(Lines of data)

==================================================

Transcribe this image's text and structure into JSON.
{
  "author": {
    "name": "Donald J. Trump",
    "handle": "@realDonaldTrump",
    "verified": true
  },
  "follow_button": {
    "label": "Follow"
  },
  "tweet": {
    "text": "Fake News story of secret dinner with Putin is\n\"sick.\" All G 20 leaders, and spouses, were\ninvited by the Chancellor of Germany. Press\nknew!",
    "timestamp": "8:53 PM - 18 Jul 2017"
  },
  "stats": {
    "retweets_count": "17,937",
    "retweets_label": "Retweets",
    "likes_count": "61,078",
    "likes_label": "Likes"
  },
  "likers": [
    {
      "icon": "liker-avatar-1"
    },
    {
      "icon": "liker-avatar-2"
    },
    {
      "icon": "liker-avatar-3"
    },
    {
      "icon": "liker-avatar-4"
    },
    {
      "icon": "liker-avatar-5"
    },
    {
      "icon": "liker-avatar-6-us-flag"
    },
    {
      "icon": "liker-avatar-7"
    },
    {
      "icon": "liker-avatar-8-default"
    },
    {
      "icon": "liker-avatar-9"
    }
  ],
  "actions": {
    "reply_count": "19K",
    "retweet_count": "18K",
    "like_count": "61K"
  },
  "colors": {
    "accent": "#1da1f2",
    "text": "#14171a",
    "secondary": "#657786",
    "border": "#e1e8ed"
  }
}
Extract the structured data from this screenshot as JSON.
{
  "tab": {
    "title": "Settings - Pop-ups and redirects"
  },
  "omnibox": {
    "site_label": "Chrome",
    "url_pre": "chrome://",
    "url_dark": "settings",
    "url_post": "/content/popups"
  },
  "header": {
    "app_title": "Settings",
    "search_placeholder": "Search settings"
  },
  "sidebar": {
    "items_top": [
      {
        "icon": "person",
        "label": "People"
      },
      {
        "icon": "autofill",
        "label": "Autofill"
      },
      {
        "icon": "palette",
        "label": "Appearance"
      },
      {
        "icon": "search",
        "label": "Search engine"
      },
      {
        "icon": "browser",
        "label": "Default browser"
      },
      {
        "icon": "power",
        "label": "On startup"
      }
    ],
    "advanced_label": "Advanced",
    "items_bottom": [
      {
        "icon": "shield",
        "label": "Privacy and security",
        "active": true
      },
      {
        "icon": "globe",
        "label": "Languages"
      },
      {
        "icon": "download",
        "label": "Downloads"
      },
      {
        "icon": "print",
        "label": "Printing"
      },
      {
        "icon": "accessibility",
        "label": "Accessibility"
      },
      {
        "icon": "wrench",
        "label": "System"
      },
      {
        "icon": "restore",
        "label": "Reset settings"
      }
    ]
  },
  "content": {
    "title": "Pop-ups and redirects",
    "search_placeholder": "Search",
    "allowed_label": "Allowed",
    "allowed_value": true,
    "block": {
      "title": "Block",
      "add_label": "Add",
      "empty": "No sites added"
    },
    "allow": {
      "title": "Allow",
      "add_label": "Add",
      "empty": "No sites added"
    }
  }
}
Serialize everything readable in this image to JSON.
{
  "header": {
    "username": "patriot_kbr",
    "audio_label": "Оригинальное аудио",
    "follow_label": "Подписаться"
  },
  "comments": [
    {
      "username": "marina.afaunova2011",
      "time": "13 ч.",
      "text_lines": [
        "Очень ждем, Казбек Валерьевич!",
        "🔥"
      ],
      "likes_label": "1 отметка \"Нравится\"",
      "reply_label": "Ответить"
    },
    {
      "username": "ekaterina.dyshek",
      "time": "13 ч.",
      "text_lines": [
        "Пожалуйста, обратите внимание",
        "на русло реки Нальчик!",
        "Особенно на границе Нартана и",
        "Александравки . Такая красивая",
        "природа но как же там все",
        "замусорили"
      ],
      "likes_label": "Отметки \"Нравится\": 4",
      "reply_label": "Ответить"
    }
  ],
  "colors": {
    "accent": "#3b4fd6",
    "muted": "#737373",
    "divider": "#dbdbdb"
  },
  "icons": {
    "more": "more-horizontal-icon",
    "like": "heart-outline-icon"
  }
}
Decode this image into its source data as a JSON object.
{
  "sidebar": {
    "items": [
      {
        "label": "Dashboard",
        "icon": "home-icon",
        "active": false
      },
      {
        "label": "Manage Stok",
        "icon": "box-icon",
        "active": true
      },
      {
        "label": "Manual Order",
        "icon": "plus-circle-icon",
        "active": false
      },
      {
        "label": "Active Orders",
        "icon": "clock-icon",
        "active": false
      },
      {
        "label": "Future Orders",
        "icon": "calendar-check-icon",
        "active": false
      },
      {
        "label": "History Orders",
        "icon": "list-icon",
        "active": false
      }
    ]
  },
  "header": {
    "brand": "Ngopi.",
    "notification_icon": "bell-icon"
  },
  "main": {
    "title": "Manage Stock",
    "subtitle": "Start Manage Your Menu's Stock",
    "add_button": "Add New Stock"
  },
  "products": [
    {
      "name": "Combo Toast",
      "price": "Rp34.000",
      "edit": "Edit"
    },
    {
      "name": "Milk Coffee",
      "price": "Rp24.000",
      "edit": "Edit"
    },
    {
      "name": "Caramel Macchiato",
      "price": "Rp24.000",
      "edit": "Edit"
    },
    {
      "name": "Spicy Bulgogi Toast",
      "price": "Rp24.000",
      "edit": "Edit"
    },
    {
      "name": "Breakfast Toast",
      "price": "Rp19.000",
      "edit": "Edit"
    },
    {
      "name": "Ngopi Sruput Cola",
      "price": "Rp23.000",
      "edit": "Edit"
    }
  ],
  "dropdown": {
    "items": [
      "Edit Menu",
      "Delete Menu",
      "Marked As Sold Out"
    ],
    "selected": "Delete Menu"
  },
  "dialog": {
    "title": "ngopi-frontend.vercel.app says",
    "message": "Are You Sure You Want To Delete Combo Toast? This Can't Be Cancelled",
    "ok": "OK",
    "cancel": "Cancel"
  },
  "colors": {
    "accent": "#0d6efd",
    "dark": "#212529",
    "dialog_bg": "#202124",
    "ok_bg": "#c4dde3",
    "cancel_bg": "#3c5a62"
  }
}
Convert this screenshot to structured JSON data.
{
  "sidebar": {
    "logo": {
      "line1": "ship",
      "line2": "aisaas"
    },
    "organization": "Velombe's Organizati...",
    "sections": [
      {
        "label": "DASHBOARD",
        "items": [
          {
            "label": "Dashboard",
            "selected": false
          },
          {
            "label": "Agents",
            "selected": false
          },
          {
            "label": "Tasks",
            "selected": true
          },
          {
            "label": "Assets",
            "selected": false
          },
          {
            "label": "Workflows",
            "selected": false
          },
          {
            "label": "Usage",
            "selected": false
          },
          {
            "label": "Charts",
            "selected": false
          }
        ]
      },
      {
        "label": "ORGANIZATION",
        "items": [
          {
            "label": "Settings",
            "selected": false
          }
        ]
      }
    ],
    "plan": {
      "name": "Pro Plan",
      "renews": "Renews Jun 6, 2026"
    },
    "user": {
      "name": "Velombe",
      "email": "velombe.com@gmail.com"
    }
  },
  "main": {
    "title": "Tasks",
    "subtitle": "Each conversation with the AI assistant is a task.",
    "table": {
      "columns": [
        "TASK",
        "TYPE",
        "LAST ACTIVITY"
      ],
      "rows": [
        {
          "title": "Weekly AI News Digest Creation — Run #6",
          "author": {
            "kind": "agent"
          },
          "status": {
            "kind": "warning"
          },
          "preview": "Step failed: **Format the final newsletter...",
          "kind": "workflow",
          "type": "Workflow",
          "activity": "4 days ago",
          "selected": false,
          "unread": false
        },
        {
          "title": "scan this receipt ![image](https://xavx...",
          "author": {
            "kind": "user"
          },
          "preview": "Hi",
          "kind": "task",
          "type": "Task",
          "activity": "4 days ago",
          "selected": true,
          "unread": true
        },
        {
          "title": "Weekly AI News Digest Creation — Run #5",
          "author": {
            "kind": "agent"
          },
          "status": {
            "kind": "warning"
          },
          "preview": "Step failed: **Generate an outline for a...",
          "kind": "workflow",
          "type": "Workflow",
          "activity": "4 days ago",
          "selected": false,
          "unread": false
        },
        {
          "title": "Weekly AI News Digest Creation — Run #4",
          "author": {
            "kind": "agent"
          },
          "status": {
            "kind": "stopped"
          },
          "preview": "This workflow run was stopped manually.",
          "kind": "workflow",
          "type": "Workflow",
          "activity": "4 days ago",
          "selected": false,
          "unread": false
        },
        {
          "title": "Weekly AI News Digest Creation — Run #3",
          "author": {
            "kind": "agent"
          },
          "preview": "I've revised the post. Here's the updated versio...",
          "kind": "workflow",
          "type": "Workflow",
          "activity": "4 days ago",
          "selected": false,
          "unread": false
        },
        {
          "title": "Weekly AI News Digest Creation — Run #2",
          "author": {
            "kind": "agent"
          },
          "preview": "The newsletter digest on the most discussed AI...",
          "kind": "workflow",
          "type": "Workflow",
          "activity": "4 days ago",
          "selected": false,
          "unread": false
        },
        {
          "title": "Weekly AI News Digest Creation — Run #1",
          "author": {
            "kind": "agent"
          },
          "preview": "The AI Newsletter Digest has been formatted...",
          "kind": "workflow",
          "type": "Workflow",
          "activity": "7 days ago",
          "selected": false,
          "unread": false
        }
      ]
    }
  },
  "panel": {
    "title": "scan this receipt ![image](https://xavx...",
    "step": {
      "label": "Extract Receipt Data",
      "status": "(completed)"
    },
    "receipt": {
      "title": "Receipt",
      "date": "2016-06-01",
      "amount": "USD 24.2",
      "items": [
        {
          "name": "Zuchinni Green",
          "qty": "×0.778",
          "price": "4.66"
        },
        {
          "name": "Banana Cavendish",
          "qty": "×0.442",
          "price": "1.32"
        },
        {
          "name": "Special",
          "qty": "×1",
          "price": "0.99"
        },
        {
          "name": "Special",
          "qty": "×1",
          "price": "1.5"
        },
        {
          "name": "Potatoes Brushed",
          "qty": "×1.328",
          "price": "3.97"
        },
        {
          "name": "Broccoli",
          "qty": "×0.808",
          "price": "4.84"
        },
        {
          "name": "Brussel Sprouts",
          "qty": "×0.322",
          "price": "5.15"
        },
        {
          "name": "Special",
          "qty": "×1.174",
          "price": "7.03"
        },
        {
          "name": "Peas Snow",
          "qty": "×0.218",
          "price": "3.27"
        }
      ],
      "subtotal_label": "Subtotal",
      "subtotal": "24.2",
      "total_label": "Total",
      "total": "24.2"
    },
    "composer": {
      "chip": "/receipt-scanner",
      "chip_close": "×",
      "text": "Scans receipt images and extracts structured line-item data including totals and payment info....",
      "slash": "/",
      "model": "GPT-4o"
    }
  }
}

==================================================

▶ **TASK**
Copy out each line of the entries that holds "Нравится".

▶ **RESPONSE**
      "likes_label": "1 отметка \"Нравится\"",
      "likes_label": "Отметки \"Нравится\": 4",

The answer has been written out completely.